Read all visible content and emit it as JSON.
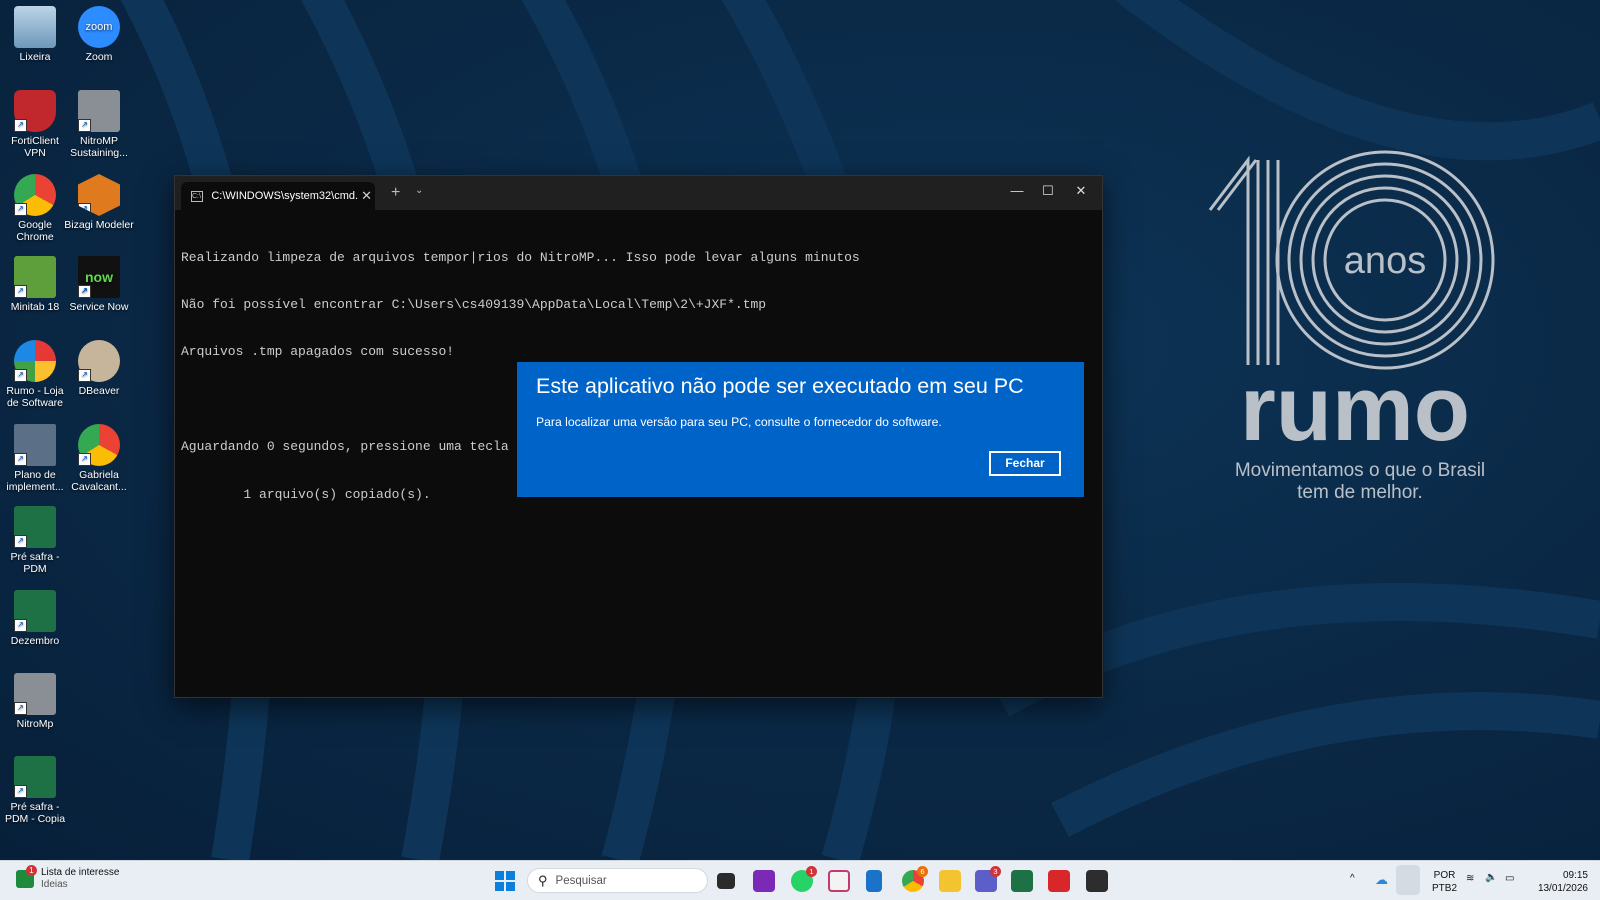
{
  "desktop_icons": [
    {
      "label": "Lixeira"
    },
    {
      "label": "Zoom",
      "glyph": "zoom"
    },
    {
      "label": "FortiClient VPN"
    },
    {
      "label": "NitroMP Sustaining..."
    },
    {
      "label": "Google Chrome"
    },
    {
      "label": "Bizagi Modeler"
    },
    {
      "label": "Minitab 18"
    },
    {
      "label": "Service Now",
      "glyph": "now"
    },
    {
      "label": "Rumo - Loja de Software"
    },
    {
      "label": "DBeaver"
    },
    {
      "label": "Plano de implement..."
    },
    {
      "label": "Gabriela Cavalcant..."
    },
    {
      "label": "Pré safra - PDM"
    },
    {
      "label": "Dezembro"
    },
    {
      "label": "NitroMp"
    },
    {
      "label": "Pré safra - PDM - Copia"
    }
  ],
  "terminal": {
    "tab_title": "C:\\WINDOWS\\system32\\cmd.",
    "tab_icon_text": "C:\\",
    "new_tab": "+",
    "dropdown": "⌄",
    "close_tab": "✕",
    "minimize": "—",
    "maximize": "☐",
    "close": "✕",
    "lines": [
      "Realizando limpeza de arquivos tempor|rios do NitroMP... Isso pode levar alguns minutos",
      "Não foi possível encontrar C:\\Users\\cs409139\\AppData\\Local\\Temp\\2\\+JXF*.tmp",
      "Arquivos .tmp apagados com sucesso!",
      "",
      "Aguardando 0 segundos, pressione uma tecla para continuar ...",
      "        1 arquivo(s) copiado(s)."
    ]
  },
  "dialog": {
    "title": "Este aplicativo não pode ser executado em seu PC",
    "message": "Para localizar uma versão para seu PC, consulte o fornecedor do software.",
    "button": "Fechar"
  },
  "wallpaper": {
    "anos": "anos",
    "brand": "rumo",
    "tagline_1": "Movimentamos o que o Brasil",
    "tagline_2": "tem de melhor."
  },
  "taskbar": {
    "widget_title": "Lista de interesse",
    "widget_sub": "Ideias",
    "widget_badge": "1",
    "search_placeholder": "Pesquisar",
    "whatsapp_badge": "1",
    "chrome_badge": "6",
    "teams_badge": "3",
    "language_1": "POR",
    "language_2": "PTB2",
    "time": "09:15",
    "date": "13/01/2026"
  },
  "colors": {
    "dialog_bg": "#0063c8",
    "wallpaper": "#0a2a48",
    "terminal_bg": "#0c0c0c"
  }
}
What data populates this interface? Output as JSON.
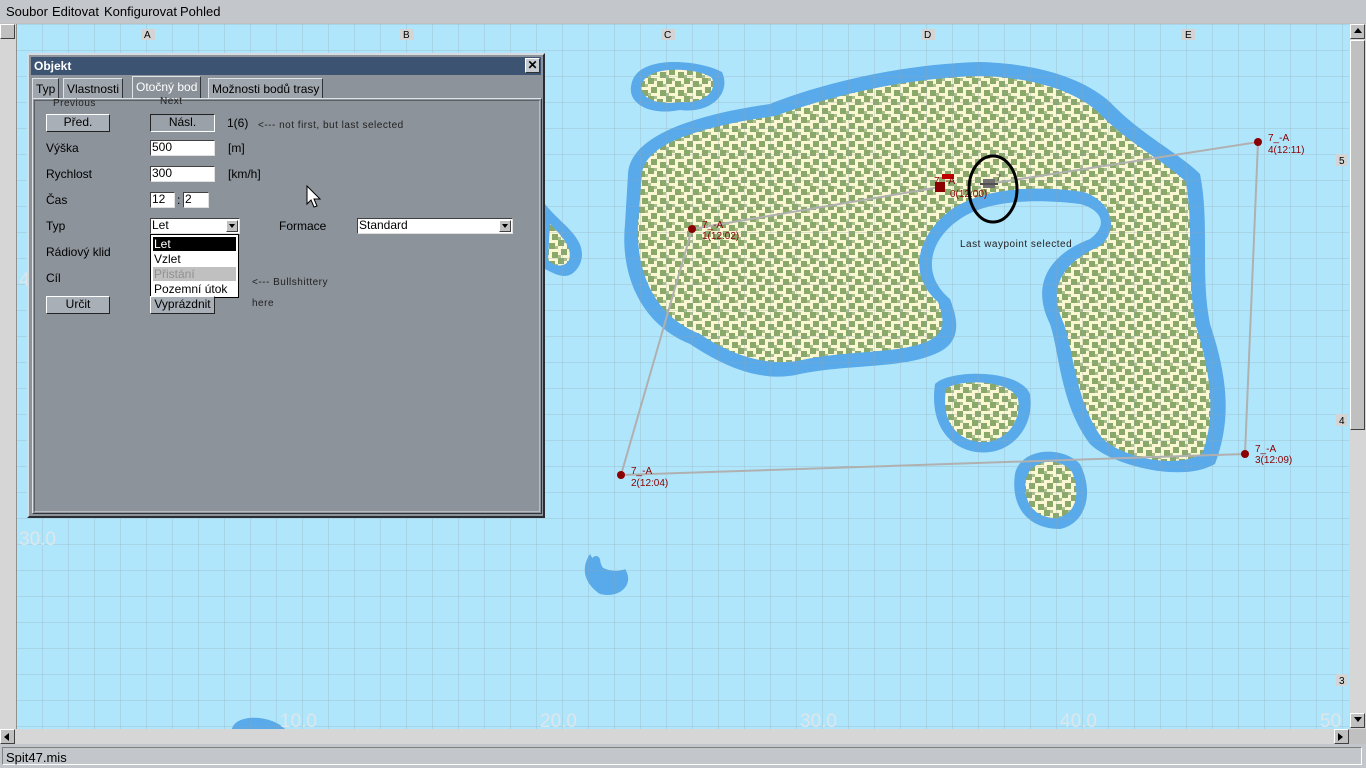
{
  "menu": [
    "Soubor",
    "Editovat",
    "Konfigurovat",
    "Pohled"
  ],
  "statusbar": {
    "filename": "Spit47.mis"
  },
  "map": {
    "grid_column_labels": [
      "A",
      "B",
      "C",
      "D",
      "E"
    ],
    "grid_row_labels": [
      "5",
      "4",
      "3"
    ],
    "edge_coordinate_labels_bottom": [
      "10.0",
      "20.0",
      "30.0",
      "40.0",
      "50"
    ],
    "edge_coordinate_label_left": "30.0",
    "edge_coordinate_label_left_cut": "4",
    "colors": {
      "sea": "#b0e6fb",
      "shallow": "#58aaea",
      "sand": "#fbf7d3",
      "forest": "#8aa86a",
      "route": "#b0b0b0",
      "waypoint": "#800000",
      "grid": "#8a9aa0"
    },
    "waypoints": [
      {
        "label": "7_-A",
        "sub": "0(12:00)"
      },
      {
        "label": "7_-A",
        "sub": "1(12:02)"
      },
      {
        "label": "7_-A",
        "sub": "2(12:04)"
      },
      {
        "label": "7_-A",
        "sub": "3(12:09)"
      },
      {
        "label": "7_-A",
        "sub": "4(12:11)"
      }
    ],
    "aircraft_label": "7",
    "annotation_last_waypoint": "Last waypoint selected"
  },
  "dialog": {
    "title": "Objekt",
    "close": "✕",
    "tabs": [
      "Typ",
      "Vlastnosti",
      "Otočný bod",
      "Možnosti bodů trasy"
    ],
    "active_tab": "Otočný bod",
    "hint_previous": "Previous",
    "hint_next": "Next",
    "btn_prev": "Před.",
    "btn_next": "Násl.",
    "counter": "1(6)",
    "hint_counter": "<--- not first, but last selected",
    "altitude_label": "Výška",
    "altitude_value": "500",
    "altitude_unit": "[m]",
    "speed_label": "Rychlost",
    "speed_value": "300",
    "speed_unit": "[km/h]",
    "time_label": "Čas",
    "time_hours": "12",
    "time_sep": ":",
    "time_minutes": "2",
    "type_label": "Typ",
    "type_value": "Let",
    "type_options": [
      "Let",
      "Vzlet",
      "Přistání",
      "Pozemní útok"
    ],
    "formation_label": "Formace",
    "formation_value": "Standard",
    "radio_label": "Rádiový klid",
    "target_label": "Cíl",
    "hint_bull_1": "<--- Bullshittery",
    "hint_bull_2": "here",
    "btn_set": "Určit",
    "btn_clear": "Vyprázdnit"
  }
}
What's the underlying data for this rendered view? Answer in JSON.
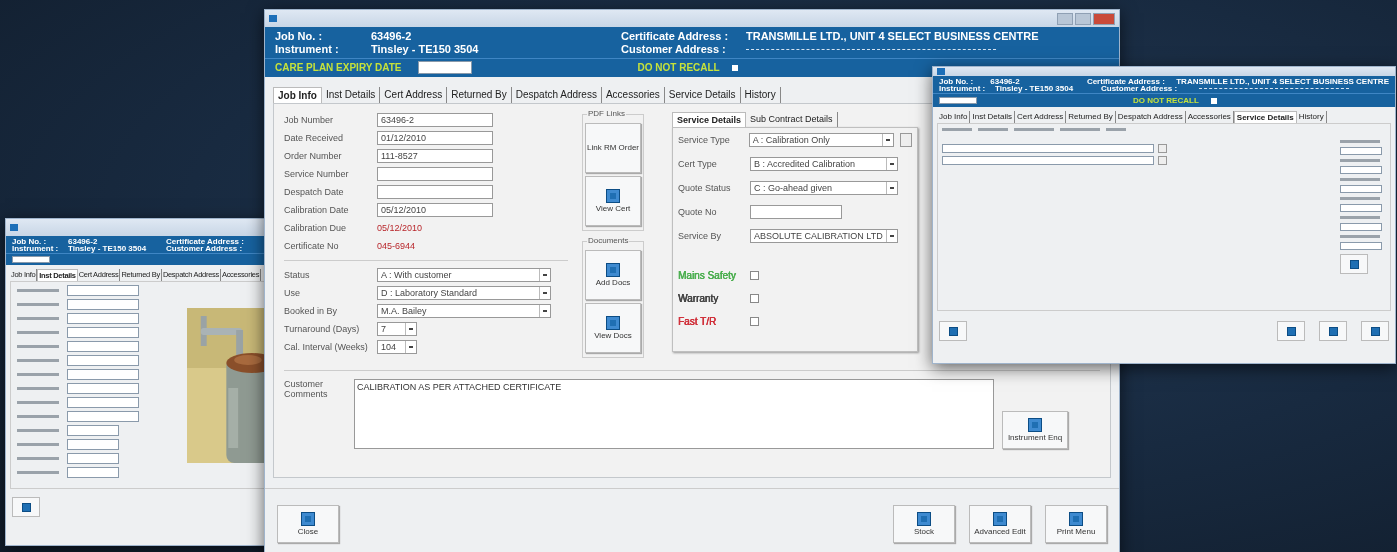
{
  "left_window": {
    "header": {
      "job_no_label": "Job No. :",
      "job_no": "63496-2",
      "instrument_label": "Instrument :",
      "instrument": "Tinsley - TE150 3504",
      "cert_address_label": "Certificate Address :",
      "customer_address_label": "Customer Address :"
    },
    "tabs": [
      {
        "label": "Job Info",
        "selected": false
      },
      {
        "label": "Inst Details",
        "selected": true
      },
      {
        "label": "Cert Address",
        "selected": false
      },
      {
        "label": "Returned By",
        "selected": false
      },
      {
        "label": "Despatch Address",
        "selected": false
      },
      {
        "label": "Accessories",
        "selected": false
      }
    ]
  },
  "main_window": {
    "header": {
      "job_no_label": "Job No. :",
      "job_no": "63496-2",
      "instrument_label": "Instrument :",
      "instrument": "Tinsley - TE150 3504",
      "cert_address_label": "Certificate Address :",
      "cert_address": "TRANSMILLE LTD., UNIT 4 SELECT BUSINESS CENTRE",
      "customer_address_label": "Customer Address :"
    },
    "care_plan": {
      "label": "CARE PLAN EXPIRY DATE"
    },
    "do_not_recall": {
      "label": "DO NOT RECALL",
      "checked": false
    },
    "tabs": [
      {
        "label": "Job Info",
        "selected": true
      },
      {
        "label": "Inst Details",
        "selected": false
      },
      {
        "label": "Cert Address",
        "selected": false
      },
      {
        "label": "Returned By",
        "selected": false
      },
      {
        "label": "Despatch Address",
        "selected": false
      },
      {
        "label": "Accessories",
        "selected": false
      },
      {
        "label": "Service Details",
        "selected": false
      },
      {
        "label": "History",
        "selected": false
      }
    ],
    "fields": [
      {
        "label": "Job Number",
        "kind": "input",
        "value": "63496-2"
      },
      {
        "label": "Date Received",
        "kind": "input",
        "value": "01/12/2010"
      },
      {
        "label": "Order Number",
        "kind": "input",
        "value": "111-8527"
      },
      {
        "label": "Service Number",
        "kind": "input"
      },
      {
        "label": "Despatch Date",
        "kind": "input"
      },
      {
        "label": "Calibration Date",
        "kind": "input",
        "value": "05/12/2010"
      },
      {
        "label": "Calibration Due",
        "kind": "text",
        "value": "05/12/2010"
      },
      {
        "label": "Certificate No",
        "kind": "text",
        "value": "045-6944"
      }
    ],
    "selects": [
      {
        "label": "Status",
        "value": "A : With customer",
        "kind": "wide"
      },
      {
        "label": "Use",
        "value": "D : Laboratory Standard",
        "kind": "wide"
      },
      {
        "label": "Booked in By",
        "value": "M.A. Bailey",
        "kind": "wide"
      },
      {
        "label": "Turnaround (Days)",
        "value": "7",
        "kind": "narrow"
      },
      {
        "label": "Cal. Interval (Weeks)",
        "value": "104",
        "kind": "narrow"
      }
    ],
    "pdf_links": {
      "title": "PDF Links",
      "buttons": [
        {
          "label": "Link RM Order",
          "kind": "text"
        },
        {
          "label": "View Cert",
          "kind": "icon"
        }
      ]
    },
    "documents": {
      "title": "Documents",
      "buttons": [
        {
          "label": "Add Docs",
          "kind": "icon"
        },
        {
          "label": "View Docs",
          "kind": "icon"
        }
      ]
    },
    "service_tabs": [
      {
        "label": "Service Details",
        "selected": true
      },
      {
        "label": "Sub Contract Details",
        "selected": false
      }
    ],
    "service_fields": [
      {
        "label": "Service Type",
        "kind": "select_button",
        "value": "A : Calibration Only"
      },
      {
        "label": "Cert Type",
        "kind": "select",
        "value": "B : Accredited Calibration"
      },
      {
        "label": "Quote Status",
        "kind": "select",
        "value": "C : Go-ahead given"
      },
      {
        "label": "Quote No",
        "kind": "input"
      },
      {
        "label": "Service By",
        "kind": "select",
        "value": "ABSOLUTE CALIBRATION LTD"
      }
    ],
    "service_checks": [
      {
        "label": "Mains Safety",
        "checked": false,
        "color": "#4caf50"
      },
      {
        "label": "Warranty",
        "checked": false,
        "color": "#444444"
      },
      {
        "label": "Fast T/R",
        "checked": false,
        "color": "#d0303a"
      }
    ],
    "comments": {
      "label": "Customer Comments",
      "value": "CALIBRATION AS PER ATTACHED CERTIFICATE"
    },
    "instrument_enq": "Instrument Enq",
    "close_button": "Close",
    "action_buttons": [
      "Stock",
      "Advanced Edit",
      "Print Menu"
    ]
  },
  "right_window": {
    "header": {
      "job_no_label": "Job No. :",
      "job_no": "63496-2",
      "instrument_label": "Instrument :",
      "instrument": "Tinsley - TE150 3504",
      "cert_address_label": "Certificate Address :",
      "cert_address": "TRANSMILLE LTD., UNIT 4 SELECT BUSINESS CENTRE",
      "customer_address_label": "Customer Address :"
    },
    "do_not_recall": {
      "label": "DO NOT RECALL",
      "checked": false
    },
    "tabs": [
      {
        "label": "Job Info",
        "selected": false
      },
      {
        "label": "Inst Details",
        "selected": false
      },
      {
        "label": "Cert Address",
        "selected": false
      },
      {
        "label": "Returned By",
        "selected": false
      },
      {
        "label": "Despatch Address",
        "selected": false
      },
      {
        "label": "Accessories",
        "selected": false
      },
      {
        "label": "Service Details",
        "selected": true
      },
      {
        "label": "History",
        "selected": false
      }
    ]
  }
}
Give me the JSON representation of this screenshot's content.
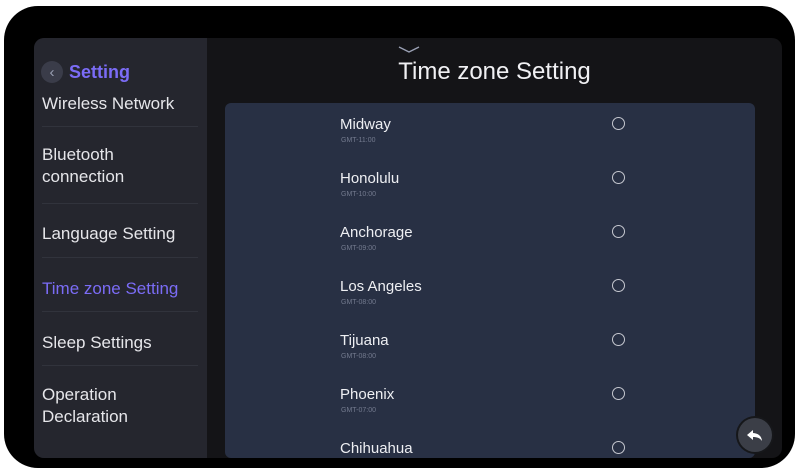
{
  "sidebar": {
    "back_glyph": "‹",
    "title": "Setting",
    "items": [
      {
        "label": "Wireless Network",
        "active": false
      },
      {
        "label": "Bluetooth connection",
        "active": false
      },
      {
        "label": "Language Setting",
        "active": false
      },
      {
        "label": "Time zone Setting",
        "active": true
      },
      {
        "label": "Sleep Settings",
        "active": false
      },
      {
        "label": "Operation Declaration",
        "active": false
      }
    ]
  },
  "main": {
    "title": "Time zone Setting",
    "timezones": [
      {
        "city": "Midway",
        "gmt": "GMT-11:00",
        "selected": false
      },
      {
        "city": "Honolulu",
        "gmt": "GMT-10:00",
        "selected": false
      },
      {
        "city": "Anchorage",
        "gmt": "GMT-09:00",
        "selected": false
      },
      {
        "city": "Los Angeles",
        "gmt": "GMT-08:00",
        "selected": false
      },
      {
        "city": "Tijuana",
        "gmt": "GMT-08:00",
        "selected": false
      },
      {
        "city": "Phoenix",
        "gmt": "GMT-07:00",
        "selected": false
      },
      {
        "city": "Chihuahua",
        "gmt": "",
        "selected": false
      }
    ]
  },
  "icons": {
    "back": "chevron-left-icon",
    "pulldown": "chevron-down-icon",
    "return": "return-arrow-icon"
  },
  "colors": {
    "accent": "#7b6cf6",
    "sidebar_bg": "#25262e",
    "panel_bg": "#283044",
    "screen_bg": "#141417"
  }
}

.....

◆ Your objective
Leave out every picture, and copy exactly the lines from the line that contains "Give me the" through the end of the material.

◆ Problem solution
Give me the JSON representation of this screenshot's content.
{
  "sidebar": {
    "back_glyph": "‹",
    "title": "Setting",
    "items": [
      {
        "label": "Wireless Network",
        "active": false
      },
      {
        "label": "Bluetooth connection",
        "active": false
      },
      {
        "label": "Language Setting",
        "active": false
      },
      {
        "label": "Time zone Setting",
        "active": true
      },
      {
        "label": "Sleep Settings",
        "active": false
      },
      {
        "label": "Operation Declaration",
        "active": false
      }
    ]
  },
  "main": {
    "title": "Time zone Setting",
    "timezones": [
      {
        "city": "Midway",
        "gmt": "GMT-11:00",
        "selected": false
      },
      {
        "city": "Honolulu",
        "gmt": "GMT-10:00",
        "selected": false
      },
      {
        "city": "Anchorage",
        "gmt": "GMT-09:00",
        "selected": false
      },
      {
        "city": "Los Angeles",
        "gmt": "GMT-08:00",
        "selected": false
      },
      {
        "city": "Tijuana",
        "gmt": "GMT-08:00",
        "selected": false
      },
      {
        "city": "Phoenix",
        "gmt": "GMT-07:00",
        "selected": false
      },
      {
        "city": "Chihuahua",
        "gmt": "",
        "selected": false
      }
    ]
  },
  "icons": {
    "back": "chevron-left-icon",
    "pulldown": "chevron-down-icon",
    "return": "return-arrow-icon"
  },
  "colors": {
    "accent": "#7b6cf6",
    "sidebar_bg": "#25262e",
    "panel_bg": "#283044",
    "screen_bg": "#141417"
  }
}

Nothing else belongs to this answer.